START Input for this task

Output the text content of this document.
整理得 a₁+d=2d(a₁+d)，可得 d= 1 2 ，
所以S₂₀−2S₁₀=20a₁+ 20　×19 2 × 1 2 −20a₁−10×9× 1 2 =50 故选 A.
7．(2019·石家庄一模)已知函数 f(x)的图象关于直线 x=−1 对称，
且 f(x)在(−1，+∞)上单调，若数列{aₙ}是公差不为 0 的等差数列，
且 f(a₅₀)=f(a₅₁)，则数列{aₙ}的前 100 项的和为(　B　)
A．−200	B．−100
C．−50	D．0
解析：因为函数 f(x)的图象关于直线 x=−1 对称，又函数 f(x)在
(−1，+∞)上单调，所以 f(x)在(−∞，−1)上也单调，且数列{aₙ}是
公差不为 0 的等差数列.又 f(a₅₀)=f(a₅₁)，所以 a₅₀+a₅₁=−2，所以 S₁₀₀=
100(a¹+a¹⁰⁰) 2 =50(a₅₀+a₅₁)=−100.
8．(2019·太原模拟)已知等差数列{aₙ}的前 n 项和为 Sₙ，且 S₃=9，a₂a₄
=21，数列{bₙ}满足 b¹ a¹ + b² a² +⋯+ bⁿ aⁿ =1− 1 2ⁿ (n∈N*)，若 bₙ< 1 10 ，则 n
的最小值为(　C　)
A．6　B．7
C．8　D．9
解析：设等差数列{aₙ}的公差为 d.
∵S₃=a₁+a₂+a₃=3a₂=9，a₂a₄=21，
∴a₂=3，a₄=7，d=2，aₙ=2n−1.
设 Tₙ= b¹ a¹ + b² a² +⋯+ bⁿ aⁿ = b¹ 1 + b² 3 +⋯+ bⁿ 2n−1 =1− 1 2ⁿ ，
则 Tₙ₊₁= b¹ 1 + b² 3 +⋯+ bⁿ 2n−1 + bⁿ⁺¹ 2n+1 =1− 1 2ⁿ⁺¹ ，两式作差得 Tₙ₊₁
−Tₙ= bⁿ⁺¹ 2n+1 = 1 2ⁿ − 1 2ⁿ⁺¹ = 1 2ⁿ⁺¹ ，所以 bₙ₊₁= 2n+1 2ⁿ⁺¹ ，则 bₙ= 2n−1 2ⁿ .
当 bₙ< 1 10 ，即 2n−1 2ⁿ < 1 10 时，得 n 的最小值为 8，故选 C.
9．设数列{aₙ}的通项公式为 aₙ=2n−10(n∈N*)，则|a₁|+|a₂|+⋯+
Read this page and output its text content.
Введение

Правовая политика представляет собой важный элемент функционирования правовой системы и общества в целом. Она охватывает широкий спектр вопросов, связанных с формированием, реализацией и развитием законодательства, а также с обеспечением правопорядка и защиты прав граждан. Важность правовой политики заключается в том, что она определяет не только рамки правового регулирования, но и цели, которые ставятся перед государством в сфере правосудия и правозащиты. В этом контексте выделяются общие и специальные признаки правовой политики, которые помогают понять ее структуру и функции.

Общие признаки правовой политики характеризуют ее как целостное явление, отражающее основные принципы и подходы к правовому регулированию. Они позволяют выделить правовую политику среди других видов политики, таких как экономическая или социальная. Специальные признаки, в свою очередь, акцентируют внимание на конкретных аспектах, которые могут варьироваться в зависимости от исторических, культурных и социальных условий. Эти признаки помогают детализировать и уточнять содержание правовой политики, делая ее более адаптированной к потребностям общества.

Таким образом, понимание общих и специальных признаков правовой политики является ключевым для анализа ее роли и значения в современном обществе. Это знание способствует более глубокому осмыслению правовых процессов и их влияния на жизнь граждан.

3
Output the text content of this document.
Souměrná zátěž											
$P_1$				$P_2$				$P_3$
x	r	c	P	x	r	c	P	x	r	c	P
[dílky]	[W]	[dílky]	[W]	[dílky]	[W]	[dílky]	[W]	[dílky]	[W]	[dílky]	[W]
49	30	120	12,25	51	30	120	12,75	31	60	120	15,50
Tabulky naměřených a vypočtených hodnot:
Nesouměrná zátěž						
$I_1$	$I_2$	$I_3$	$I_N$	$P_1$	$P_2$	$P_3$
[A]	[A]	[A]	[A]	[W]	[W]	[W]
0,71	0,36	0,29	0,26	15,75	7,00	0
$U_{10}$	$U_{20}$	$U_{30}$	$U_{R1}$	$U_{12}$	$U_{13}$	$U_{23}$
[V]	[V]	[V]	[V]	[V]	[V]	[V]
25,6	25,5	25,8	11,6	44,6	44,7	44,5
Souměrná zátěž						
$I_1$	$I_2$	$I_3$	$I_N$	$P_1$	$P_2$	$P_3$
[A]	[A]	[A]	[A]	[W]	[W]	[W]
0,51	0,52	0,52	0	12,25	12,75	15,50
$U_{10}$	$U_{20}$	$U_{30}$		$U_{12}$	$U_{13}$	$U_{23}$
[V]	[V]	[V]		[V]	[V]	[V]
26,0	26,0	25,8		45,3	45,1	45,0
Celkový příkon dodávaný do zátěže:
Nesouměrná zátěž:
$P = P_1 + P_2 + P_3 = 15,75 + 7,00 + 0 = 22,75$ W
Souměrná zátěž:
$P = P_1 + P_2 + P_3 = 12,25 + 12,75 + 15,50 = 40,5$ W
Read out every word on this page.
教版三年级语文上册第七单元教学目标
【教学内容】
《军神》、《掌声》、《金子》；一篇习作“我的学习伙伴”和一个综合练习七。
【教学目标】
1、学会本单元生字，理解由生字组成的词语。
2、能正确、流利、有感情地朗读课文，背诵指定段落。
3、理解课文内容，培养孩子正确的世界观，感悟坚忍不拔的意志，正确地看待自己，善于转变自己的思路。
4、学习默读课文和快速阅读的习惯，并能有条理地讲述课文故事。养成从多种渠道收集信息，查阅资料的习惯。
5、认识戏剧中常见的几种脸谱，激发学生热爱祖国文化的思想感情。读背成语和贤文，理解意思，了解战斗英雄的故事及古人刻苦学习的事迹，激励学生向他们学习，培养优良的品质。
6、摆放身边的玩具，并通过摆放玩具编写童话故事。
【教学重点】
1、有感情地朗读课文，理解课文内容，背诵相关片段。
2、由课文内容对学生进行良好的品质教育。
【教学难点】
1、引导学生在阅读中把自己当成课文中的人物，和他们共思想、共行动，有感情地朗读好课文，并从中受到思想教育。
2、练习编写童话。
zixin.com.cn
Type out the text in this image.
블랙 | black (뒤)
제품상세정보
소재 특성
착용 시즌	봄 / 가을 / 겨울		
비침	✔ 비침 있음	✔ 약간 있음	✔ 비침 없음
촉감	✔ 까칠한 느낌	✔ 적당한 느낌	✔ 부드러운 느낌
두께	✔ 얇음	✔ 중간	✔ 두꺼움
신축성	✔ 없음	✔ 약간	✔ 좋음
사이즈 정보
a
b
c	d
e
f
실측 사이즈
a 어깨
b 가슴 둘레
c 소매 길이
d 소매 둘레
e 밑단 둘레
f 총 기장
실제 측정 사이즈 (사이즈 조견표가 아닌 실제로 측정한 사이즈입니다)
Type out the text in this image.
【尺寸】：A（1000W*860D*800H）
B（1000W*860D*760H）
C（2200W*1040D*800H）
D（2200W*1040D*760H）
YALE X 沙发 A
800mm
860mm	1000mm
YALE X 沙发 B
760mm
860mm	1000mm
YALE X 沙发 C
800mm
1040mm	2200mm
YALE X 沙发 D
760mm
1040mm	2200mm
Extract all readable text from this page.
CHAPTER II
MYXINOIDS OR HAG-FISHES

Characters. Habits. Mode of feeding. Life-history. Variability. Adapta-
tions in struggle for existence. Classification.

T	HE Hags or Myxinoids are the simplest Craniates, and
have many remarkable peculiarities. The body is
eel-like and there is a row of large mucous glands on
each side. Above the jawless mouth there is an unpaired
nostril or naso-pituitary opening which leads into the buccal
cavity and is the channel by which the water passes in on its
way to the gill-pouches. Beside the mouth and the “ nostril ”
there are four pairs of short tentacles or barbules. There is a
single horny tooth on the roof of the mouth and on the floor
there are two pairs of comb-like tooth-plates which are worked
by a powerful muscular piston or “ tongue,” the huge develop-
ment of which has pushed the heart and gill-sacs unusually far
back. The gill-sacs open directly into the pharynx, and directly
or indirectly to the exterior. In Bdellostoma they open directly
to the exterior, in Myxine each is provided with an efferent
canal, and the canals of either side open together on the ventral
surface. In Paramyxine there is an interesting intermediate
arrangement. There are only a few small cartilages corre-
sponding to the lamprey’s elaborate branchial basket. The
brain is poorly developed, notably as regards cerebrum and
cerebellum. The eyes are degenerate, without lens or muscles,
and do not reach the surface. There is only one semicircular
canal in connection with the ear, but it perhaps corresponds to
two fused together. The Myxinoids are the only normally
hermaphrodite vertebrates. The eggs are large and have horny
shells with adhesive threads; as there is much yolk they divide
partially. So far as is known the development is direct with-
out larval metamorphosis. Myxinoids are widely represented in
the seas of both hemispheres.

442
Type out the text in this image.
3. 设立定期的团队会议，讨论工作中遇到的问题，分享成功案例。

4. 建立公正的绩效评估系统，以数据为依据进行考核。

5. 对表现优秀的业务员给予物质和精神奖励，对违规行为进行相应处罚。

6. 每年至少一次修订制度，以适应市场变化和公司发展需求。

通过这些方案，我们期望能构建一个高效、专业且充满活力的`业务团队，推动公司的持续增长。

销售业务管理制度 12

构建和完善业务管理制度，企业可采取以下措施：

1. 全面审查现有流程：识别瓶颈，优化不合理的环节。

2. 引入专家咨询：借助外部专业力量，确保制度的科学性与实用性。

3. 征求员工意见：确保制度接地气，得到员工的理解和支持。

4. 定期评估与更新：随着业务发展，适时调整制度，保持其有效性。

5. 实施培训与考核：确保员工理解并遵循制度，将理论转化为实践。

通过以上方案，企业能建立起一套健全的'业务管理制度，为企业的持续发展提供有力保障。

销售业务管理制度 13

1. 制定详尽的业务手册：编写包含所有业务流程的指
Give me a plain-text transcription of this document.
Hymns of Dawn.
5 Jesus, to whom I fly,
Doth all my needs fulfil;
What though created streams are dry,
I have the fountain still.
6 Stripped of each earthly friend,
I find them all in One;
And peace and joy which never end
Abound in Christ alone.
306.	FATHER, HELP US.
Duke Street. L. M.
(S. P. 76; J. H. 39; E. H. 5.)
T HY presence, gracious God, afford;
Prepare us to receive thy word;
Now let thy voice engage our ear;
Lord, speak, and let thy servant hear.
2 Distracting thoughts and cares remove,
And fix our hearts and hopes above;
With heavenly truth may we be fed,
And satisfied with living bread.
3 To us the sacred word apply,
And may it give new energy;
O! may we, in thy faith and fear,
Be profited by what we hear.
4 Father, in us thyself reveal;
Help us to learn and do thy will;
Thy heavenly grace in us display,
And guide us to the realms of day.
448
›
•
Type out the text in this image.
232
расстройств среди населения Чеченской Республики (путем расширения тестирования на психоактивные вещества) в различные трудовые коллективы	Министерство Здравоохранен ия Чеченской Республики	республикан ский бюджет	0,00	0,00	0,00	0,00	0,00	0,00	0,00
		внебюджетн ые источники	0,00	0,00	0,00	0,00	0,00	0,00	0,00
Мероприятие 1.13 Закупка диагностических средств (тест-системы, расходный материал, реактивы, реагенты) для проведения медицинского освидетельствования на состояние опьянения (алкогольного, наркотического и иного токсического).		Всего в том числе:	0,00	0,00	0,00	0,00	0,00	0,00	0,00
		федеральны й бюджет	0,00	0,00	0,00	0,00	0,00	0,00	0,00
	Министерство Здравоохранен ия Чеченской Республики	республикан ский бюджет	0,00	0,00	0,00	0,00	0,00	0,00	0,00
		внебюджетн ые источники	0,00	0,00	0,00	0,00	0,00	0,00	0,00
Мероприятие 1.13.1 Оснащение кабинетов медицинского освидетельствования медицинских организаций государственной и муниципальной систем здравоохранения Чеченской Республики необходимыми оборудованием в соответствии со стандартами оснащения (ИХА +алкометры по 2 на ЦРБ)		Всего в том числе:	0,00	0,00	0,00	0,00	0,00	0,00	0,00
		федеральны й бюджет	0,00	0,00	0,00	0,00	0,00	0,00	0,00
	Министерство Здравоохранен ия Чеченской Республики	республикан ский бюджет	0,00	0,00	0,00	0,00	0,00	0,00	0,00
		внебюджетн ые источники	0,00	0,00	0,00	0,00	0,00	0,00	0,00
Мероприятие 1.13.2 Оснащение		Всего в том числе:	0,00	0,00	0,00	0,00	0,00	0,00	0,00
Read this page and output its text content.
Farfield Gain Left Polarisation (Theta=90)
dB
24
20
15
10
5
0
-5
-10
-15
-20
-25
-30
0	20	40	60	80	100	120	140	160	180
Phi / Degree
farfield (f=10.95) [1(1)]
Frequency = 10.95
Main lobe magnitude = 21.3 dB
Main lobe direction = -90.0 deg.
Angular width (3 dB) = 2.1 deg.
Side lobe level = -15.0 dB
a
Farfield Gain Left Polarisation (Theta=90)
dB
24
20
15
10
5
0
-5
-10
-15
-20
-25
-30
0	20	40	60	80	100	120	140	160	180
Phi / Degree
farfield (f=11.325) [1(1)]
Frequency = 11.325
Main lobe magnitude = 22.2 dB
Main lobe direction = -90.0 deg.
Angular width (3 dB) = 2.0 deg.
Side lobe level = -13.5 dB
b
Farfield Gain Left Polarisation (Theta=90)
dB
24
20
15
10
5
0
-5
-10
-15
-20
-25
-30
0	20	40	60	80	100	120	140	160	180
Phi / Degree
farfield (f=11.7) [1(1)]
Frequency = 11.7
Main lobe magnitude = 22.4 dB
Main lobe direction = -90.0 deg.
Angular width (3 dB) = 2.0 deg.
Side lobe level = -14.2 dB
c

END Input for this task

What you are asked to do ::
Select every line of the material above holding the word "level" and copy it.

Final result ::
Side lobe level = -15.0 dB
Side lobe level = -13.5 dB
Side lobe level = -14.2 dB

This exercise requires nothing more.